------ Supplied data
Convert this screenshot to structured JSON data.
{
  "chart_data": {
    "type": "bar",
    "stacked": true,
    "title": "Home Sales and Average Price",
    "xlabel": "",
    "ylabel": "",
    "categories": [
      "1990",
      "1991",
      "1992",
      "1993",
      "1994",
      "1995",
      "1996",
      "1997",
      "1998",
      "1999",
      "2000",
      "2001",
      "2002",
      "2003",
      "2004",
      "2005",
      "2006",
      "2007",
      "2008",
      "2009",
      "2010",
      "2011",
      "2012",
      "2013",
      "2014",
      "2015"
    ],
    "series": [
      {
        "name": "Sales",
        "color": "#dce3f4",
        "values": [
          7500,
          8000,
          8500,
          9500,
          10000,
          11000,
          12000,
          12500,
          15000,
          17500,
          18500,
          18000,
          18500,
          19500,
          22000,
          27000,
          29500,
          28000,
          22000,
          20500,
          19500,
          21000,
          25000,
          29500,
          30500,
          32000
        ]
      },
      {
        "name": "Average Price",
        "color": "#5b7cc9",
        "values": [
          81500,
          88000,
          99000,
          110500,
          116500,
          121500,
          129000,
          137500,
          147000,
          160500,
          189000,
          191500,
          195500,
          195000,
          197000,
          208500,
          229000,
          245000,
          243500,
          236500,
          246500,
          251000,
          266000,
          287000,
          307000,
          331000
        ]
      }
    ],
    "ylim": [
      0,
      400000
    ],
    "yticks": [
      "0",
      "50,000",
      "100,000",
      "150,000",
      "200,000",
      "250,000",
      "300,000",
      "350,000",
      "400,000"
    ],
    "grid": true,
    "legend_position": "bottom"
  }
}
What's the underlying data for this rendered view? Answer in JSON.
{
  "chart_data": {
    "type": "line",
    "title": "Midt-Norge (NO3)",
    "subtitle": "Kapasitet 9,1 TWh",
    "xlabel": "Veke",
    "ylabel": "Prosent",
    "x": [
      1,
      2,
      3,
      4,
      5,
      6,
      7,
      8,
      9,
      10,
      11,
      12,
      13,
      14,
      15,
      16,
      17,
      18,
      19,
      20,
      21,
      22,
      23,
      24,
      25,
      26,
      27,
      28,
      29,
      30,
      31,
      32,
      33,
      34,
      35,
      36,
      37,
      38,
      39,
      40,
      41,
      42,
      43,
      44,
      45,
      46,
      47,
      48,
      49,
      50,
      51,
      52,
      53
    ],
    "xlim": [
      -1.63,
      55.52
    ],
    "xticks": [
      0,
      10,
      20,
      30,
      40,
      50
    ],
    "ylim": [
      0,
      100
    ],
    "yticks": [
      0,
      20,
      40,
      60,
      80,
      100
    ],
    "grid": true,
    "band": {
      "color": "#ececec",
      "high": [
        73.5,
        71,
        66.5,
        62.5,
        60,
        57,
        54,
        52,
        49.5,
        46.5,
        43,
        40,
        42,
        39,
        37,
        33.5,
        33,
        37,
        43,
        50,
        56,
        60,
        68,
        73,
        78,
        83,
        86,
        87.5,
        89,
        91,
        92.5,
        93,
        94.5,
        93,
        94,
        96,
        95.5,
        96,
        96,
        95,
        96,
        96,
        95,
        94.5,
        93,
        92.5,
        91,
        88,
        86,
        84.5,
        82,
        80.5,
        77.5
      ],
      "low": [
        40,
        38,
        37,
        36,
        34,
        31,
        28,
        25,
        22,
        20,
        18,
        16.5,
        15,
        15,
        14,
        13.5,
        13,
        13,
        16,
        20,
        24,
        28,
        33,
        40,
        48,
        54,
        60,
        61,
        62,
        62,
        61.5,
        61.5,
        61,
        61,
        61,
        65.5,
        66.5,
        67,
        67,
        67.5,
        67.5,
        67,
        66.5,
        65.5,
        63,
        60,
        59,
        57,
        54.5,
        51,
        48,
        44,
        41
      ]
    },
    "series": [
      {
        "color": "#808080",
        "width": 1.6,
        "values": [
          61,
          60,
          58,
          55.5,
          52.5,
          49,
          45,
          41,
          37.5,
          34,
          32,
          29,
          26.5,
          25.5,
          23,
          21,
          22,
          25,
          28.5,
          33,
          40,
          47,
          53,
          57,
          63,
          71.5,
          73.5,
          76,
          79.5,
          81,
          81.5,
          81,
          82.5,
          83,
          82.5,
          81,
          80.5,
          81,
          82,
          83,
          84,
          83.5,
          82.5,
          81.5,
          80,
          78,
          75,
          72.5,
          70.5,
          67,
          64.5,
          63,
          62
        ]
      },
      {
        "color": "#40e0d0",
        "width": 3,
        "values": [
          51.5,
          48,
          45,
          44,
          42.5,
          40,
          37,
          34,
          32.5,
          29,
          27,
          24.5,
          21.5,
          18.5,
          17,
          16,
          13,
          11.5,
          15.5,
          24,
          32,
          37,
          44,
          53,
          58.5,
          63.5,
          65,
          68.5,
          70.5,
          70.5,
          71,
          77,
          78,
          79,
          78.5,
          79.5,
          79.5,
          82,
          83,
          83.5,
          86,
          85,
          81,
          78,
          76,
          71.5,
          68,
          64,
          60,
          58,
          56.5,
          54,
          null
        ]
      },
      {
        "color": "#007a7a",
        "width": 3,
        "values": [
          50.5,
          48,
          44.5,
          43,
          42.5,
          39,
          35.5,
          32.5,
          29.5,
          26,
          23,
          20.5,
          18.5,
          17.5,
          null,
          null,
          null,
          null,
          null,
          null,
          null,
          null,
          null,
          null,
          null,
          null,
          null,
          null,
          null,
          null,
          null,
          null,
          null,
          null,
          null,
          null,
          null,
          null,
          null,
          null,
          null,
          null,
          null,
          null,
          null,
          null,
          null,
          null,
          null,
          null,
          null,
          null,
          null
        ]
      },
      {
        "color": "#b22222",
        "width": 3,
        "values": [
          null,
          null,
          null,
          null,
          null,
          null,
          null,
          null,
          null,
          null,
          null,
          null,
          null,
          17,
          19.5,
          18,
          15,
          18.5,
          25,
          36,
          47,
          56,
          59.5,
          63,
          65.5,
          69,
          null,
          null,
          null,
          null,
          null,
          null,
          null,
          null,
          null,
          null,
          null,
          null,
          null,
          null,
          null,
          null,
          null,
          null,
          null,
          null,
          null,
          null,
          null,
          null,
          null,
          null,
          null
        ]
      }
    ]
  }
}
------------
Every line above should be retyped exactly as given.

▸ **Solved problem**:
Convert this screenshot to structured JSON data.
{
  "chart_data": {
    "type": "bar",
    "stacked": true,
    "title": "Home Sales and Average Price",
    "xlabel": "",
    "ylabel": "",
    "categories": [
      "1990",
      "1991",
      "1992",
      "1993",
      "1994",
      "1995",
      "1996",
      "1997",
      "1998",
      "1999",
      "2000",
      "2001",
      "2002",
      "2003",
      "2004",
      "2005",
      "2006",
      "2007",
      "2008",
      "2009",
      "2010",
      "2011",
      "2012",
      "2013",
      "2014",
      "2015"
    ],
    "series": [
      {
        "name": "Sales",
        "color": "#dce3f4",
        "values": [
          7500,
          8000,
          8500,
          9500,
          10000,
          11000,
          12000,
          12500,
          15000,
          17500,
          18500,
          18000,
          18500,
          19500,
          22000,
          27000,
          29500,
          28000,
          22000,
          20500,
          19500,
          21000,
          25000,
          29500,
          30500,
          32000
        ]
      },
      {
        "name": "Average Price",
        "color": "#5b7cc9",
        "values": [
          81500,
          88000,
          99000,
          110500,
          116500,
          121500,
          129000,
          137500,
          147000,
          160500,
          189000,
          191500,
          195500,
          195000,
          197000,
          208500,
          229000,
          245000,
          243500,
          236500,
          246500,
          251000,
          266000,
          287000,
          307000,
          331000
        ]
      }
    ],
    "ylim": [
      0,
      400000
    ],
    "yticks": [
      "0",
      "50,000",
      "100,000",
      "150,000",
      "200,000",
      "250,000",
      "300,000",
      "350,000",
      "400,000"
    ],
    "grid": true,
    "legend_position": "bottom"
  }
}
What's the underlying data for this rendered view? Answer in JSON.
{
  "chart_data": {
    "type": "line",
    "title": "Midt-Norge (NO3)",
    "subtitle": "Kapasitet 9,1 TWh",
    "xlabel": "Veke",
    "ylabel": "Prosent",
    "x": [
      1,
      2,
      3,
      4,
      5,
      6,
      7,
      8,
      9,
      10,
      11,
      12,
      13,
      14,
      15,
      16,
      17,
      18,
      19,
      20,
      21,
      22,
      23,
      24,
      25,
      26,
      27,
      28,
      29,
      30,
      31,
      32,
      33,
      34,
      35,
      36,
      37,
      38,
      39,
      40,
      41,
      42,
      43,
      44,
      45,
      46,
      47,
      48,
      49,
      50,
      51,
      52,
      53
    ],
    "xlim": [
      -1.63,
      55.52
    ],
    "xticks": [
      0,
      10,
      20,
      30,
      40,
      50
    ],
    "ylim": [
      0,
      100
    ],
    "yticks": [
      0,
      20,
      40,
      60,
      80,
      100
    ],
    "grid": true,
    "band": {
      "color": "#ececec",
      "high": [
        73.5,
        71,
        66.5,
        62.5,
        60,
        57,
        54,
        52,
        49.5,
        46.5,
        43,
        40,
        42,
        39,
        37,
        33.5,
        33,
        37,
        43,
        50,
        56,
        60,
        68,
        73,
        78,
        83,
        86,
        87.5,
        89,
        91,
        92.5,
        93,
        94.5,
        93,
        94,
        96,
        95.5,
        96,
        96,
        95,
        96,
        96,
        95,
        94.5,
        93,
        92.5,
        91,
        88,
        86,
        84.5,
        82,
        80.5,
        77.5
      ],
      "low": [
        40,
        38,
        37,
        36,
        34,
        31,
        28,
        25,
        22,
        20,
        18,
        16.5,
        15,
        15,
        14,
        13.5,
        13,
        13,
        16,
        20,
        24,
        28,
        33,
        40,
        48,
        54,
        60,
        61,
        62,
        62,
        61.5,
        61.5,
        61,
        61,
        61,
        65.5,
        66.5,
        67,
        67,
        67.5,
        67.5,
        67,
        66.5,
        65.5,
        63,
        60,
        59,
        57,
        54.5,
        51,
        48,
        44,
        41
      ]
    },
    "series": [
      {
        "color": "#808080",
        "width": 1.6,
        "values": [
          61,
          60,
          58,
          55.5,
          52.5,
          49,
          45,
          41,
          37.5,
          34,
          32,
          29,
          26.5,
          25.5,
          23,
          21,
          22,
          25,
          28.5,
          33,
          40,
          47,
          53,
          57,
          63,
          71.5,
          73.5,
          76,
          79.5,
          81,
          81.5,
          81,
          82.5,
          83,
          82.5,
          81,
          80.5,
          81,
          82,
          83,
          84,
          83.5,
          82.5,
          81.5,
          80,
          78,
          75,
          72.5,
          70.5,
          67,
          64.5,
          63,
          62
        ]
      },
      {
        "color": "#40e0d0",
        "width": 3,
        "values": [
          51.5,
          48,
          45,
          44,
          42.5,
          40,
          37,
          34,
          32.5,
          29,
          27,
          24.5,
          21.5,
          18.5,
          17,
          16,
          13,
          11.5,
          15.5,
          24,
          32,
          37,
          44,
          53,
          58.5,
          63.5,
          65,
          68.5,
          70.5,
          70.5,
          71,
          77,
          78,
          79,
          78.5,
          79.5,
          79.5,
          82,
          83,
          83.5,
          86,
          85,
          81,
          78,
          76,
          71.5,
          68,
          64,
          60,
          58,
          56.5,
          54,
          null
        ]
      },
      {
        "color": "#007a7a",
        "width": 3,
        "values": [
          50.5,
          48,
          44.5,
          43,
          42.5,
          39,
          35.5,
          32.5,
          29.5,
          26,
          23,
          20.5,
          18.5,
          17.5,
          null,
          null,
          null,
          null,
          null,
          null,
          null,
          null,
          null,
          null,
          null,
          null,
          null,
          null,
          null,
          null,
          null,
          null,
          null,
          null,
          null,
          null,
          null,
          null,
          null,
          null,
          null,
          null,
          null,
          null,
          null,
          null,
          null,
          null,
          null,
          null,
          null,
          null,
          null
        ]
      },
      {
        "color": "#b22222",
        "width": 3,
        "values": [
          null,
          null,
          null,
          null,
          null,
          null,
          null,
          null,
          null,
          null,
          null,
          null,
          null,
          17,
          19.5,
          18,
          15,
          18.5,
          25,
          36,
          47,
          56,
          59.5,
          63,
          65.5,
          69,
          null,
          null,
          null,
          null,
          null,
          null,
          null,
          null,
          null,
          null,
          null,
          null,
          null,
          null,
          null,
          null,
          null,
          null,
          null,
          null,
          null,
          null,
          null,
          null,
          null,
          null,
          null
        ]
      }
    ]
  }
}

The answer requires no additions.